§ YOUR INSTRUCTIONS
Extract the entries below verbatim, from the first line of the entries through the line that contains "60, 1140, 80]", including both of those lines.
INPUT MATERIAL start
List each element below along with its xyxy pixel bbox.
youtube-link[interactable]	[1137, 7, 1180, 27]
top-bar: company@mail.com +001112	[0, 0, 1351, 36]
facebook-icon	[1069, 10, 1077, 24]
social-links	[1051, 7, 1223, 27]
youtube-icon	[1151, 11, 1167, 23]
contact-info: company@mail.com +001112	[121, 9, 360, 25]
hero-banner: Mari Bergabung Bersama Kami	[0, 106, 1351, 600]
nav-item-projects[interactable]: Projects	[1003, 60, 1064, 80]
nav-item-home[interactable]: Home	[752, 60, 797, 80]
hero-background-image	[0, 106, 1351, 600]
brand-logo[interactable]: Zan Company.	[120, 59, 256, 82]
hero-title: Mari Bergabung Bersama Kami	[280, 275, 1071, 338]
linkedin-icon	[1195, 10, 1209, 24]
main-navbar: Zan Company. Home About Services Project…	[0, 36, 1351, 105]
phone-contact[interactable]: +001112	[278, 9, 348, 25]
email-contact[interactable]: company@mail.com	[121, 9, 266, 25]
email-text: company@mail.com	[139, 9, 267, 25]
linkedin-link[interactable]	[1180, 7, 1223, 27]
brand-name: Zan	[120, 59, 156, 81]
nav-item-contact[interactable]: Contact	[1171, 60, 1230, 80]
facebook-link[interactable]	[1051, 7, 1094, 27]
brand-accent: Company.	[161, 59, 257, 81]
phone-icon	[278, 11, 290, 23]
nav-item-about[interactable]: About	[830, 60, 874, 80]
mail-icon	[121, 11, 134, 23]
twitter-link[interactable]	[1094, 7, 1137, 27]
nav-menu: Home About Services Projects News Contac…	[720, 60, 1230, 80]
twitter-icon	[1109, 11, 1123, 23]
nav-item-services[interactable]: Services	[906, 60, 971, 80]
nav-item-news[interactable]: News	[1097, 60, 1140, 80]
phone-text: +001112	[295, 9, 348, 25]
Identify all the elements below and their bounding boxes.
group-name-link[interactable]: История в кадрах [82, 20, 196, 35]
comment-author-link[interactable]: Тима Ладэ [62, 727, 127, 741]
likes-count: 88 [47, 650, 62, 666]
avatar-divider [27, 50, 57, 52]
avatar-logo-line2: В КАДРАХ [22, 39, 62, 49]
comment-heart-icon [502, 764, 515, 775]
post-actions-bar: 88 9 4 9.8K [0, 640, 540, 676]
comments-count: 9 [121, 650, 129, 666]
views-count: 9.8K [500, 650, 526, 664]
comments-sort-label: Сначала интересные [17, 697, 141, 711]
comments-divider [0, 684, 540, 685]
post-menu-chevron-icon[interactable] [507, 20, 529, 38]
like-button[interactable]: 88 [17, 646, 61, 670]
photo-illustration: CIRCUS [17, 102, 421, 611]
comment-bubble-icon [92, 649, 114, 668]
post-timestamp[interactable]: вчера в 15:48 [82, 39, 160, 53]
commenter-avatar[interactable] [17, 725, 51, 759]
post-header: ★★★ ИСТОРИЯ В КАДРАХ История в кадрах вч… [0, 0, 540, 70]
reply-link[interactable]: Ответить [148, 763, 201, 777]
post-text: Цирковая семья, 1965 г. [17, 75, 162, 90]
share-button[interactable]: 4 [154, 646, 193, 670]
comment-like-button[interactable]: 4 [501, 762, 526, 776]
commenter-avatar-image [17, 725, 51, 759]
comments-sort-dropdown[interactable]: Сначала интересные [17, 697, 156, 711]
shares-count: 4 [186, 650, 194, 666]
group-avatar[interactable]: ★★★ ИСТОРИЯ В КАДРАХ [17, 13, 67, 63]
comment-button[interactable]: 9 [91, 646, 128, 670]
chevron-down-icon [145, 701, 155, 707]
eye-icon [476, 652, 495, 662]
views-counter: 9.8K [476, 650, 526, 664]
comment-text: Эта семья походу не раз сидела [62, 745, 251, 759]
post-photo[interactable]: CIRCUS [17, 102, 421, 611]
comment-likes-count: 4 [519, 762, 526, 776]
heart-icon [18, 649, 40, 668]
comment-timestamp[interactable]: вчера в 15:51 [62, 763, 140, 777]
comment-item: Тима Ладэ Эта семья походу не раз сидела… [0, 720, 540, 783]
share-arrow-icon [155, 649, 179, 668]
INPUT MATERIAL end
§ TASK ANSWER
List each element below along with its xyxy pixel bbox.
youtube-link[interactable]	[1137, 7, 1180, 27]
top-bar: company@mail.com +001112	[0, 0, 1351, 36]
facebook-icon	[1069, 10, 1077, 24]
social-links	[1051, 7, 1223, 27]
youtube-icon	[1151, 11, 1167, 23]
contact-info: company@mail.com +001112	[121, 9, 360, 25]
hero-banner: Mari Bergabung Bersama Kami	[0, 106, 1351, 600]
nav-item-projects[interactable]: Projects	[1003, 60, 1064, 80]
nav-item-home[interactable]: Home	[752, 60, 797, 80]
hero-background-image	[0, 106, 1351, 600]
brand-logo[interactable]: Zan Company.	[120, 59, 256, 82]
hero-title: Mari Bergabung Bersama Kami	[280, 275, 1071, 338]
linkedin-icon	[1195, 10, 1209, 24]
main-navbar: Zan Company. Home About Services Project…	[0, 36, 1351, 105]
phone-contact[interactable]: +001112	[278, 9, 348, 25]
email-contact[interactable]: company@mail.com	[121, 9, 266, 25]
email-text: company@mail.com	[139, 9, 267, 25]
linkedin-link[interactable]	[1180, 7, 1223, 27]
brand-name: Zan	[120, 59, 156, 81]
nav-item-contact[interactable]: Contact	[1171, 60, 1230, 80]
facebook-link[interactable]	[1051, 7, 1094, 27]
brand-accent: Company.	[161, 59, 257, 81]
phone-icon	[278, 11, 290, 23]
nav-item-about[interactable]: About	[830, 60, 874, 80]
mail-icon	[121, 11, 134, 23]
twitter-link[interactable]	[1094, 7, 1137, 27]
nav-menu: Home About Services Projects News Contac…	[720, 60, 1230, 80]
twitter-icon	[1109, 11, 1123, 23]
nav-item-services[interactable]: Services	[906, 60, 971, 80]
nav-item-news[interactable]: News	[1097, 60, 1140, 80]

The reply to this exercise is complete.